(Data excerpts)

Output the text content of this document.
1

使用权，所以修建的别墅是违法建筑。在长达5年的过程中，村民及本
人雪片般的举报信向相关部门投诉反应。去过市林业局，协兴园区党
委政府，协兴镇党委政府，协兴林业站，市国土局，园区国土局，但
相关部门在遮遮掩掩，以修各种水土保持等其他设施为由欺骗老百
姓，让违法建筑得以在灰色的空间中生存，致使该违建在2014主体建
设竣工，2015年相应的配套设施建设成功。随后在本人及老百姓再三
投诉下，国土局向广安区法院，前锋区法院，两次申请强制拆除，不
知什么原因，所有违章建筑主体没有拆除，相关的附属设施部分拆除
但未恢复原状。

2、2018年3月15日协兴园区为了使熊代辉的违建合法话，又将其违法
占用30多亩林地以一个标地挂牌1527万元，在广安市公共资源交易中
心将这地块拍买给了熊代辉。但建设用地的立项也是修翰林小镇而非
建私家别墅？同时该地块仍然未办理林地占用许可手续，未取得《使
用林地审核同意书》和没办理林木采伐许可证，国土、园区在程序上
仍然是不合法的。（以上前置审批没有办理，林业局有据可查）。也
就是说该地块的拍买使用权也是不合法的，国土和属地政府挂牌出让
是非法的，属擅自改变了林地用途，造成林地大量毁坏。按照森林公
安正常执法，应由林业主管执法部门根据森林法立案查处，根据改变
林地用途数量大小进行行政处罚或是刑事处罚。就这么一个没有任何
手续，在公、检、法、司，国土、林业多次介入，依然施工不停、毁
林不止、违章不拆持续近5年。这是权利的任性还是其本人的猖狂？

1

== WHAT TO DO ==
Output each entry precisely as given.

== EXERCISE RESPONSE ==
Output the text content of this document.
1

使用权，所以修建的别墅是违法建筑。在长达5年的过程中，村民及本
人雪片般的举报信向相关部门投诉反应。去过市林业局，协兴园区党
委政府，协兴镇党委政府，协兴林业站，市国土局，园区国土局，但
相关部门在遮遮掩掩，以修各种水土保持等其他设施为由欺骗老百
姓，让违法建筑得以在灰色的空间中生存，致使该违建在2014主体建
设竣工，2015年相应的配套设施建设成功。随后在本人及老百姓再三
投诉下，国土局向广安区法院，前锋区法院，两次申请强制拆除，不
知什么原因，所有违章建筑主体没有拆除，相关的附属设施部分拆除
但未恢复原状。

2、2018年3月15日协兴园区为了使熊代辉的违建合法话，又将其违法
占用30多亩林地以一个标地挂牌1527万元，在广安市公共资源交易中
心将这地块拍买给了熊代辉。但建设用地的立项也是修翰林小镇而非
建私家别墅？同时该地块仍然未办理林地占用许可手续，未取得《使
用林地审核同意书》和没办理林木采伐许可证，国土、园区在程序上
仍然是不合法的。（以上前置审批没有办理，林业局有据可查）。也
就是说该地块的拍买使用权也是不合法的，国土和属地政府挂牌出让
是非法的，属擅自改变了林地用途，造成林地大量毁坏。按照森林公
安正常执法，应由林业主管执法部门根据森林法立案查处，根据改变
林地用途数量大小进行行政处罚或是刑事处罚。就这么一个没有任何
手续，在公、检、法、司，国土、林业多次介入，依然施工不停、毁
林不止、违章不拆持续近5年。这是权利的任性还是其本人的猖狂？

1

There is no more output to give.